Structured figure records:
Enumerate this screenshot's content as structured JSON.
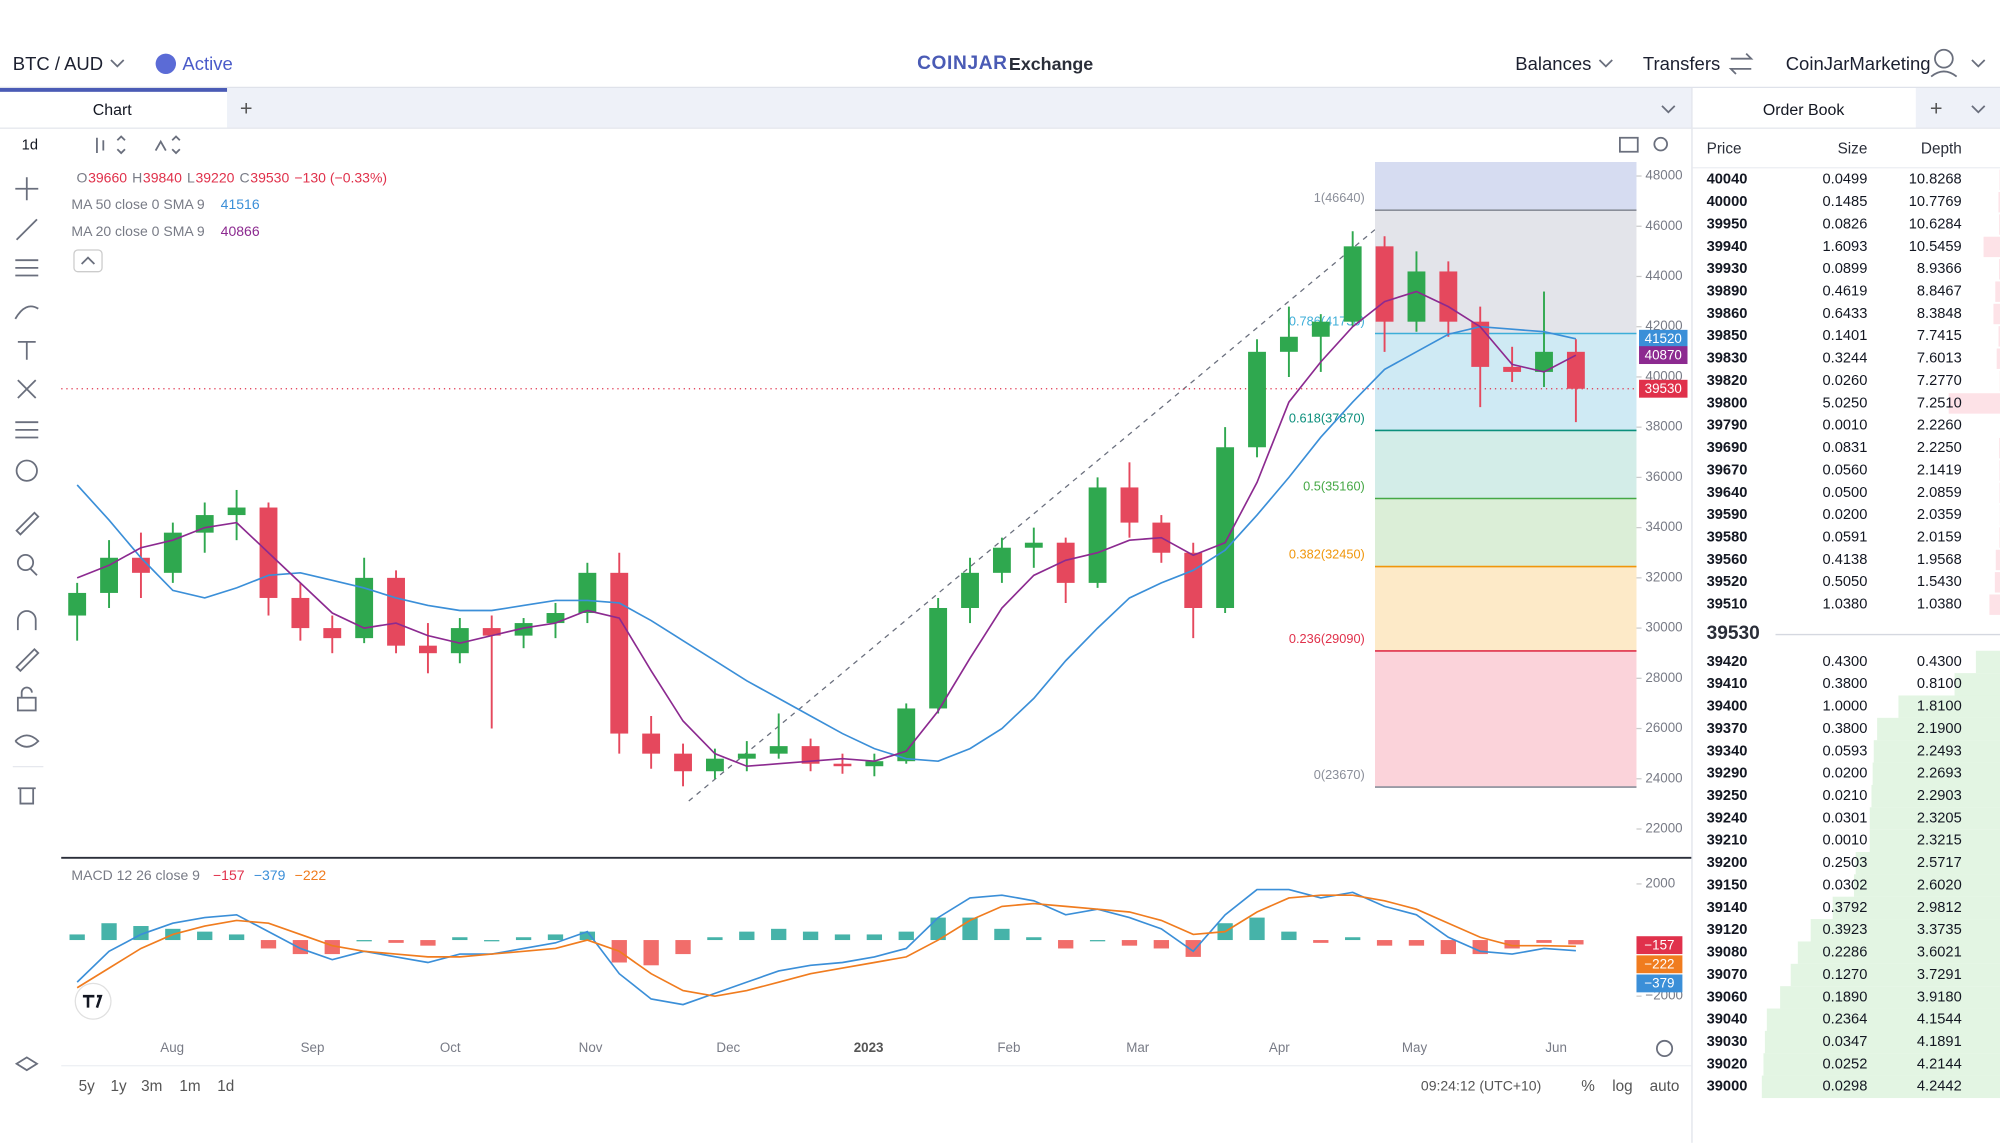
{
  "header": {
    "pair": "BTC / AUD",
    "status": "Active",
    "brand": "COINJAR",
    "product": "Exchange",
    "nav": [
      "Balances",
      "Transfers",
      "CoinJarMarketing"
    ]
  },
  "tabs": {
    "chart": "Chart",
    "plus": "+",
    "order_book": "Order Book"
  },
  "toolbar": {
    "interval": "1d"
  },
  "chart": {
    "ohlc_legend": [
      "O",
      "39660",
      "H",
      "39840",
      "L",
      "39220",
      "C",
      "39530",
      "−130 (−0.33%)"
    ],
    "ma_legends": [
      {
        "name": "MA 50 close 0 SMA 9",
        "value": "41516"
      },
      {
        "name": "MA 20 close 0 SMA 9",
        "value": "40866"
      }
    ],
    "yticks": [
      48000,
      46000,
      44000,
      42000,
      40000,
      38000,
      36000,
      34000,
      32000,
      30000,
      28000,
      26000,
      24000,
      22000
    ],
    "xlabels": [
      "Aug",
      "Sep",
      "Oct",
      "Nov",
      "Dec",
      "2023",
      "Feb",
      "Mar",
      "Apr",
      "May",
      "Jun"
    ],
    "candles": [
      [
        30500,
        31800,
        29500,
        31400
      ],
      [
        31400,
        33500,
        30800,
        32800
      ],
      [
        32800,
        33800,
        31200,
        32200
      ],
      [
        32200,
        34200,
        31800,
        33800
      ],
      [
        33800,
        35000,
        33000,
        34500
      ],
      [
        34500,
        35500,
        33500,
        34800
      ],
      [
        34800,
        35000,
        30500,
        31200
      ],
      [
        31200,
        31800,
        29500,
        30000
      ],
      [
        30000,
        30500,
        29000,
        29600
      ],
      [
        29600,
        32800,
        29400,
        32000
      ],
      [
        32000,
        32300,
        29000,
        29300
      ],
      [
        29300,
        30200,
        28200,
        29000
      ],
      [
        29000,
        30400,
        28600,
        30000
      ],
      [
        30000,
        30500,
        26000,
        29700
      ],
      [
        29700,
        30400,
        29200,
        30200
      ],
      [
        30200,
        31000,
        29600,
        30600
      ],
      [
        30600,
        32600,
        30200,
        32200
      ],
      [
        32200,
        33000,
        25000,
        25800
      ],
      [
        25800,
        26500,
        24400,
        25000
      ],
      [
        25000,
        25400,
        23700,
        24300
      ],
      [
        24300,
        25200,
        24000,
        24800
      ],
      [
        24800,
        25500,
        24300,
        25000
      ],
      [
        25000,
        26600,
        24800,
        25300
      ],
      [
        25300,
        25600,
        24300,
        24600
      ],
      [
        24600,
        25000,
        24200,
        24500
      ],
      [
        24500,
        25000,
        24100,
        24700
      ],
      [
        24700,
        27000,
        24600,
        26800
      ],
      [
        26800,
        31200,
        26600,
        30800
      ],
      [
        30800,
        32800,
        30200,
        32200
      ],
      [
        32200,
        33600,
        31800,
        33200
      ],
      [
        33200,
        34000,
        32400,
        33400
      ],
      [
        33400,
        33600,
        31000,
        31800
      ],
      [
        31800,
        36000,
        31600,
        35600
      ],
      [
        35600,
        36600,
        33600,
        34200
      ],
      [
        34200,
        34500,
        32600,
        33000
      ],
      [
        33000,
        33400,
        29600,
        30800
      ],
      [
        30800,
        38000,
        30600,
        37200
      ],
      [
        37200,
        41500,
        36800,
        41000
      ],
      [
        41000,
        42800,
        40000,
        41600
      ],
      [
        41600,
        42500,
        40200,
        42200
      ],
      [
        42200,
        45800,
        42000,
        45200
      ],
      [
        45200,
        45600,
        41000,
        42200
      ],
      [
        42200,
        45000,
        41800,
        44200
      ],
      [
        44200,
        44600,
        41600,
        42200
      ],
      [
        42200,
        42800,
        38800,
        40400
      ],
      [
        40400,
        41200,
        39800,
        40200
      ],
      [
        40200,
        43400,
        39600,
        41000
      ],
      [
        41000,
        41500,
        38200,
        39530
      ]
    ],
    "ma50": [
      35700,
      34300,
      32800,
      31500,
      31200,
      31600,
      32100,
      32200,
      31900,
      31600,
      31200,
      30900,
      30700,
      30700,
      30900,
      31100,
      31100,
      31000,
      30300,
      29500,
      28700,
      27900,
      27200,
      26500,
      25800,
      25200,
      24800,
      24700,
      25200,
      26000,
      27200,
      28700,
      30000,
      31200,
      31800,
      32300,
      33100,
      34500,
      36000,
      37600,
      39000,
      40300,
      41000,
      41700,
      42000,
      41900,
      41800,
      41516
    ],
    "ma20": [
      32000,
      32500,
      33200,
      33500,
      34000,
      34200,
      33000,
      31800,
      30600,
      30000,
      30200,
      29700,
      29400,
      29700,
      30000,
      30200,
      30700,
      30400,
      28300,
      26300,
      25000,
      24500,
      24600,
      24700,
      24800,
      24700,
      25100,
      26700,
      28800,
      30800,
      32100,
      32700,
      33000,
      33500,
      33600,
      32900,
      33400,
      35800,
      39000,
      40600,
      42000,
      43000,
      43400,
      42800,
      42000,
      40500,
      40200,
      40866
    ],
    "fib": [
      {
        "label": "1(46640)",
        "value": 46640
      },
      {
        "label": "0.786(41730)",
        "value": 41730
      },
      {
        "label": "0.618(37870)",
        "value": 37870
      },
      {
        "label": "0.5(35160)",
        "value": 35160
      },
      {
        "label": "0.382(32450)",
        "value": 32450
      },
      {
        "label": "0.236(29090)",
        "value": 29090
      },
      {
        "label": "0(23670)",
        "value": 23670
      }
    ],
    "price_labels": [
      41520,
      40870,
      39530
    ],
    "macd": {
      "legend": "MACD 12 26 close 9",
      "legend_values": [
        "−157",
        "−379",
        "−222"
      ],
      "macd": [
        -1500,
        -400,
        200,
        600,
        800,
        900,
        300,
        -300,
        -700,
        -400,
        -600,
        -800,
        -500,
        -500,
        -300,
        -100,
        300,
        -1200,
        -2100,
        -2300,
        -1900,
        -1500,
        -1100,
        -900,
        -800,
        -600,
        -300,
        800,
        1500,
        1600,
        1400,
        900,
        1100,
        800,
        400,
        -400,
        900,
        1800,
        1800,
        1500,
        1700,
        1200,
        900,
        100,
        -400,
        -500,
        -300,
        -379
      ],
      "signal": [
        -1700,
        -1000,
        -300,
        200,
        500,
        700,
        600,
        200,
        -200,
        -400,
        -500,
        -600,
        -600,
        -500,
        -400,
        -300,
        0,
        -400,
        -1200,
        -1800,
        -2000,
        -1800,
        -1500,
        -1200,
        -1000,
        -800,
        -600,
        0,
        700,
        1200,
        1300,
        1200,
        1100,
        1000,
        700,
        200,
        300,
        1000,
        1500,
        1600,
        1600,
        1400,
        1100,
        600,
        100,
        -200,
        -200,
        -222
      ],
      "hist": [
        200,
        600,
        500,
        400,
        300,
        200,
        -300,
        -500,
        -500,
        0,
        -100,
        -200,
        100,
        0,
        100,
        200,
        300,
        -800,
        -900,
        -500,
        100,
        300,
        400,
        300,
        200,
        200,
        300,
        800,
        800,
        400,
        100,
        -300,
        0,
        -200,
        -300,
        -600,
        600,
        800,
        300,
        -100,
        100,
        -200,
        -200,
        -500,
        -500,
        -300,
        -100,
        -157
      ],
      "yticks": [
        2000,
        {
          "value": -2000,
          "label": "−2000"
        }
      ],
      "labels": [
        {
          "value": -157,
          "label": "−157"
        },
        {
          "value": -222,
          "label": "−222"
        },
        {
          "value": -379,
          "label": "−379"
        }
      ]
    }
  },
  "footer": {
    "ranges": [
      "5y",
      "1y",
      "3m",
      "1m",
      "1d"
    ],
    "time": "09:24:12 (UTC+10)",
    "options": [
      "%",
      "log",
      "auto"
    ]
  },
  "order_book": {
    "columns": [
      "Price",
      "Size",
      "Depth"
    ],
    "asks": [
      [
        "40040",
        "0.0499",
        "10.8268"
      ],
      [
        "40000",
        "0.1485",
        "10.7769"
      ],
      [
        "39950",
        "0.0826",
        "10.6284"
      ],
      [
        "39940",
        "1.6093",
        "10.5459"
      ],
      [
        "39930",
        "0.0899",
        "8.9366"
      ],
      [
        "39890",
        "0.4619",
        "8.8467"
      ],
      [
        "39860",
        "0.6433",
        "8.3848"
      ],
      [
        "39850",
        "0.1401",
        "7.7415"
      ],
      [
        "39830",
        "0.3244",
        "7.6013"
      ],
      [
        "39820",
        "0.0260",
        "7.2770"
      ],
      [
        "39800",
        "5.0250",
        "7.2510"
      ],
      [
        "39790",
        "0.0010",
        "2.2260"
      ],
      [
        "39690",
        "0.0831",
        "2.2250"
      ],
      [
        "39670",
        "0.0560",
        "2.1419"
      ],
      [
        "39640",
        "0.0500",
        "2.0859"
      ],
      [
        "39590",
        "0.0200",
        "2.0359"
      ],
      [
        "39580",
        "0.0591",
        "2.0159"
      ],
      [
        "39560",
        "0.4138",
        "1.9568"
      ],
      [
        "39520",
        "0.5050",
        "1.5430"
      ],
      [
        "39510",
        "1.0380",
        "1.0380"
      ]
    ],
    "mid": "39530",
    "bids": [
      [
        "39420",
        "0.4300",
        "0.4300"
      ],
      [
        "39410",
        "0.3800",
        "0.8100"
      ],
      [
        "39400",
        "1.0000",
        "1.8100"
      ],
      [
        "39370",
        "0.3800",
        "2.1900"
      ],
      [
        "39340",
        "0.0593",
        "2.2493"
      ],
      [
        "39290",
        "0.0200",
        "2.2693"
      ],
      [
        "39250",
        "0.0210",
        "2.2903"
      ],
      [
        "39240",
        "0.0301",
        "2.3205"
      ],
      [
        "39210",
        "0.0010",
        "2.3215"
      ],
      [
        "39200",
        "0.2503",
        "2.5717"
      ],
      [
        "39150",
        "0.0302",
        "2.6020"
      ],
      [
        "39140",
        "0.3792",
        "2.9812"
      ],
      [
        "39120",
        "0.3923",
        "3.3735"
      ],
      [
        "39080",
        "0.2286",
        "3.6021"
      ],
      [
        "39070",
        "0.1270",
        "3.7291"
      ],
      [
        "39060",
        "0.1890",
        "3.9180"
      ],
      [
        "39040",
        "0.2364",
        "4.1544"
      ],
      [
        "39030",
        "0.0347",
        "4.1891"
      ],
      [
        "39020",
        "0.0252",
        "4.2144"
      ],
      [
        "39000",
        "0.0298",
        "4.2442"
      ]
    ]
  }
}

• _To do_
Look for the word "close" in every line of the listing and copy the lines that have it.

• _Task answer_
        "name": "MA 50 close 0 SMA 9",
        "name": "MA 20 close 0 SMA 9",
      "legend": "MACD 12 26 close 9",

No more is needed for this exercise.